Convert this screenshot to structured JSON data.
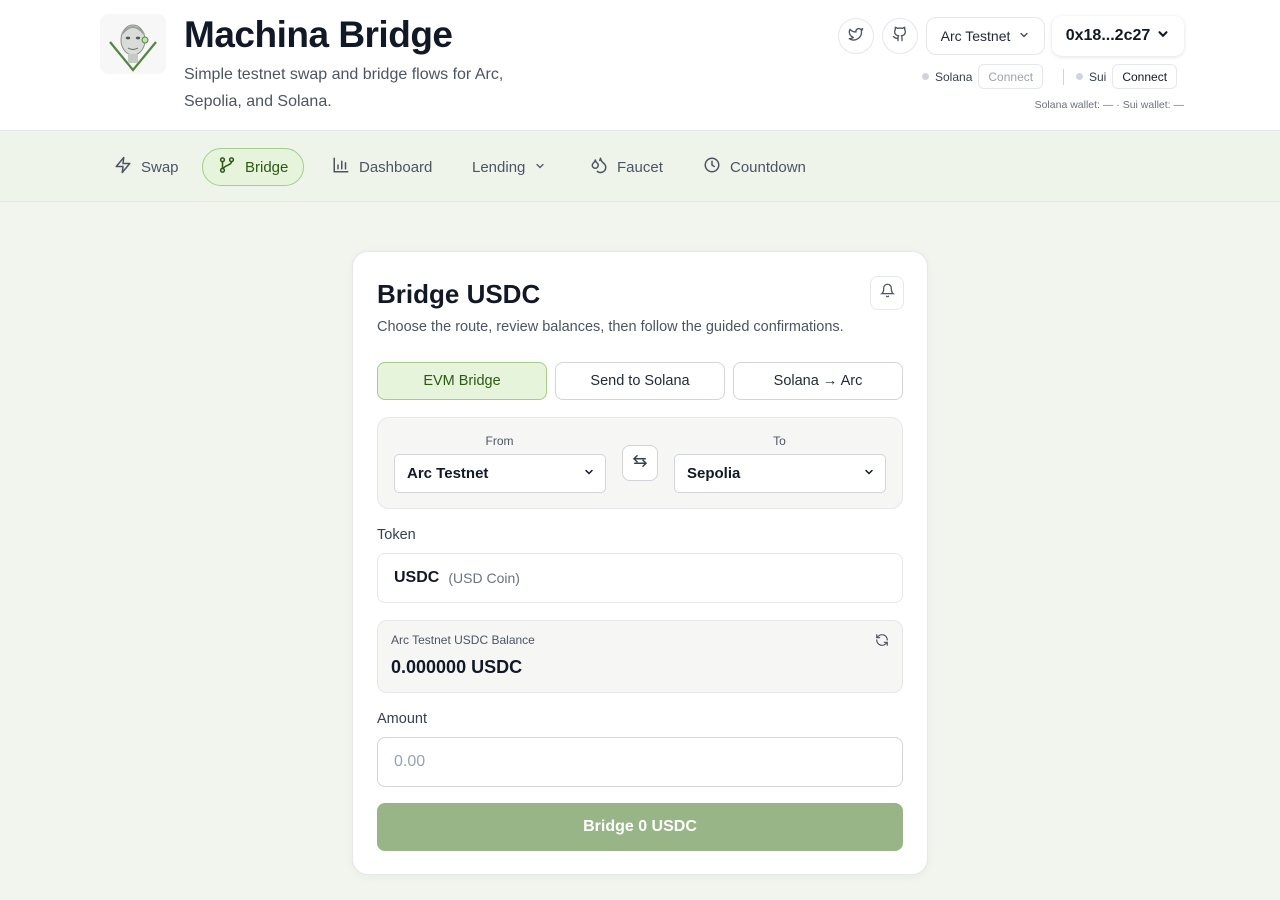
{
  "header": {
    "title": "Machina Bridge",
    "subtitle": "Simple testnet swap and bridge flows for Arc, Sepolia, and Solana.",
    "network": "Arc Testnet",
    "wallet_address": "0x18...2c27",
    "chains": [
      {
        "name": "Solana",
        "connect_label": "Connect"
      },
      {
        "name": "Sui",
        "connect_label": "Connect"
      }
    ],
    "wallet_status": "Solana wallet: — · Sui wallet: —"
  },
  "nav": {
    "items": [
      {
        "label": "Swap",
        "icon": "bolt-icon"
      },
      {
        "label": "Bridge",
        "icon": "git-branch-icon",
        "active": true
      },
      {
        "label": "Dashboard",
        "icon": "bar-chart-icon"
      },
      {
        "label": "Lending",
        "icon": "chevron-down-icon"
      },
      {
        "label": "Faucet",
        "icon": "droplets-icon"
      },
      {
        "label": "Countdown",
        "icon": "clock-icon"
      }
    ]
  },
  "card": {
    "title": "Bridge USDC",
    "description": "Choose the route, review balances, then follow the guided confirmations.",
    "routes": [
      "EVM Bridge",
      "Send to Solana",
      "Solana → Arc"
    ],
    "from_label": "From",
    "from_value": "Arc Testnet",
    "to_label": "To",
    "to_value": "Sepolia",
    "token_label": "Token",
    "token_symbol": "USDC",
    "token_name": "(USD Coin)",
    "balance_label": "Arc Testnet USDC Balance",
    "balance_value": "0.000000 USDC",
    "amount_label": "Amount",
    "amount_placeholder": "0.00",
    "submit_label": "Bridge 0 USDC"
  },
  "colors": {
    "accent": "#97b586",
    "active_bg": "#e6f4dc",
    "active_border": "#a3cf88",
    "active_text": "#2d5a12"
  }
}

_ _ _ _

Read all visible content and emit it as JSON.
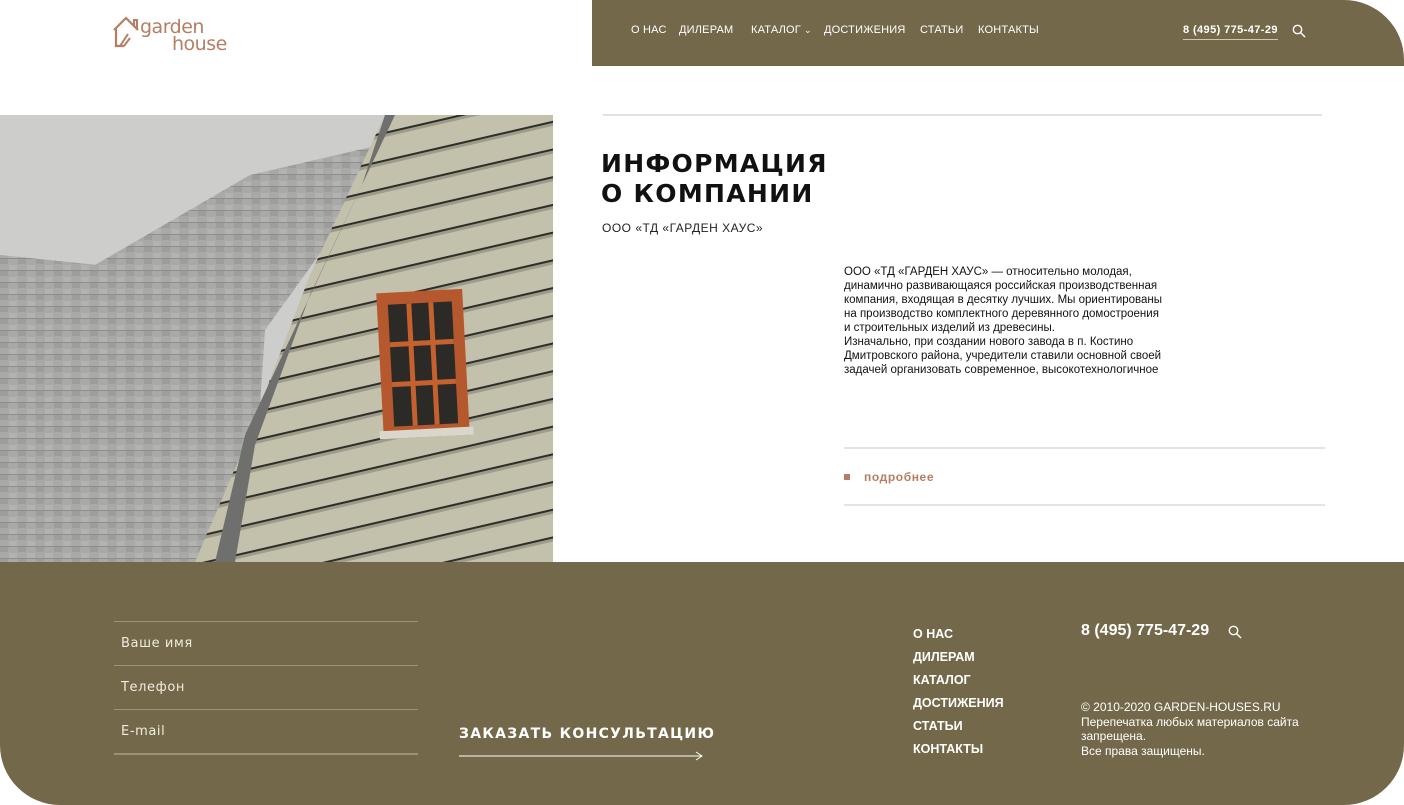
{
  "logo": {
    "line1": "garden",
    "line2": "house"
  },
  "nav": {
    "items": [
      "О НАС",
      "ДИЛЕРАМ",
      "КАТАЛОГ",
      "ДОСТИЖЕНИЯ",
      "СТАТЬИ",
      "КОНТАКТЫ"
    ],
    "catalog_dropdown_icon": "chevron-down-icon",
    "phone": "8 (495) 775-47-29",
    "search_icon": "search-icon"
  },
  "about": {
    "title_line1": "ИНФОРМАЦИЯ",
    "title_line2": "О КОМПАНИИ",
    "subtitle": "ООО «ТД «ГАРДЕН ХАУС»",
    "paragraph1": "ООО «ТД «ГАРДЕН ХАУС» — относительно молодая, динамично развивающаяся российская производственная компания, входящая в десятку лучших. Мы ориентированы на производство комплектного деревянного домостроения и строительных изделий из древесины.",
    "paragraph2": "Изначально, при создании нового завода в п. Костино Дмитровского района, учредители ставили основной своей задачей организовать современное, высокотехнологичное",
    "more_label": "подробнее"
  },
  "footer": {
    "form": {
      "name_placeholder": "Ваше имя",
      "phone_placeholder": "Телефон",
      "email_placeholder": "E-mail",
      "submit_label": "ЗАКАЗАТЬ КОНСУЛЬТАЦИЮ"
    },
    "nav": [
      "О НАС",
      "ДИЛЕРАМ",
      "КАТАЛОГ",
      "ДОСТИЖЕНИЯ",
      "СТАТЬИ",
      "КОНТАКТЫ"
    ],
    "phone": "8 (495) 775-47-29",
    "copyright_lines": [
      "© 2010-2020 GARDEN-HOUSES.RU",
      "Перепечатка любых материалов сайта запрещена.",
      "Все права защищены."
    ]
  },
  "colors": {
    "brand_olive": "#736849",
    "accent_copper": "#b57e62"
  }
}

_ _ _ _

> _Given instruction_
Go through the records and pull out each line that includes the word "ХАУС".

> _Task output_
    "subtitle": "ООО «ТД «ГАРДЕН ХАУС»",
    "paragraph1": "ООО «ТД «ГАРДЕН ХАУС» — относительно молодая, динамично развивающаяся российская производственная компания, входящая в десятку лучших. Мы ориентированы на производство комплектного деревянного домостроения и строительных изделий из древесины.",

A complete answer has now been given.